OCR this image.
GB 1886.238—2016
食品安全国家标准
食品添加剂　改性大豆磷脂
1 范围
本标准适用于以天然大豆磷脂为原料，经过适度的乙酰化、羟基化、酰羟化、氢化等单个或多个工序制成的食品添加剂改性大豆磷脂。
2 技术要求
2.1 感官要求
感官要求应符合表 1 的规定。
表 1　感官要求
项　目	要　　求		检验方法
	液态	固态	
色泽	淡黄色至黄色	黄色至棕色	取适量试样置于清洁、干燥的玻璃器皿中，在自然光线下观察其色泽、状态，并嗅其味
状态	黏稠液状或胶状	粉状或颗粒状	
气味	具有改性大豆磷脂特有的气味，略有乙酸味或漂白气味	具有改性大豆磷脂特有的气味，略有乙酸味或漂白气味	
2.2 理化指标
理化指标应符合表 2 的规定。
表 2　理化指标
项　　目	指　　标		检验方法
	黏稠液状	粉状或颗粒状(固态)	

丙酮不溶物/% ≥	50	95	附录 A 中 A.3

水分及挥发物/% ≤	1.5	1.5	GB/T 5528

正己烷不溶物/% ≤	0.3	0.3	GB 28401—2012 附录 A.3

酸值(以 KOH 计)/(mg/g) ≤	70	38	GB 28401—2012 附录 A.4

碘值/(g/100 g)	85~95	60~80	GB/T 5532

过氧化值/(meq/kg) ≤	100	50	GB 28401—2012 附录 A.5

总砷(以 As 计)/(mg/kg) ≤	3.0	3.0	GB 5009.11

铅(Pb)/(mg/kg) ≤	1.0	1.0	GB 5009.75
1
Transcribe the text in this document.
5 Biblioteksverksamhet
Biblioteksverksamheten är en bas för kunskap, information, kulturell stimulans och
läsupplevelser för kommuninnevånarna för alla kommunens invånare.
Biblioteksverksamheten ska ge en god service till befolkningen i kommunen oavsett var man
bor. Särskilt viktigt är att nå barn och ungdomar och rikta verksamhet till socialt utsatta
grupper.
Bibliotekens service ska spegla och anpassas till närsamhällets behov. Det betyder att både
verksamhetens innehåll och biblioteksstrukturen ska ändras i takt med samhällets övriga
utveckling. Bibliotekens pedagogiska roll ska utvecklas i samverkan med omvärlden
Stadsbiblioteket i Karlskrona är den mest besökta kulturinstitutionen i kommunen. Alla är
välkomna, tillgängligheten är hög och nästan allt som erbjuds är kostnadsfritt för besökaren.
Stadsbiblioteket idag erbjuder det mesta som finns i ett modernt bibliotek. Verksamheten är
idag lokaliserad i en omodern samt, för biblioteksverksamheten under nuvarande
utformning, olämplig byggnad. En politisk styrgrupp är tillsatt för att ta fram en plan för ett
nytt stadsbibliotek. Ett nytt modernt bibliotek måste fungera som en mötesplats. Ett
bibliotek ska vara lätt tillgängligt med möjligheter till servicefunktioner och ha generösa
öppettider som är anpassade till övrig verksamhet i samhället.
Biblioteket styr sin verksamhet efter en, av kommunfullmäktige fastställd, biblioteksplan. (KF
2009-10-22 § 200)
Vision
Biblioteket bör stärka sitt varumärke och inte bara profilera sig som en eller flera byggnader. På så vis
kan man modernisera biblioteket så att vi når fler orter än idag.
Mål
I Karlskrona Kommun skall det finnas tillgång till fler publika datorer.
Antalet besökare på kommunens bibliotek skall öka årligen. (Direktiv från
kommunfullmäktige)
----------
## Exercise prompt
Using the listing, collect all lines in which the string "Bibliotekens" is found.

## In response
Bibliotekens service ska spegla och anpassas till närsamhällets behov. Det betyder att både
utveckling. Bibliotekens pedagogiska roll ska utvecklas i samverkan med omvärlden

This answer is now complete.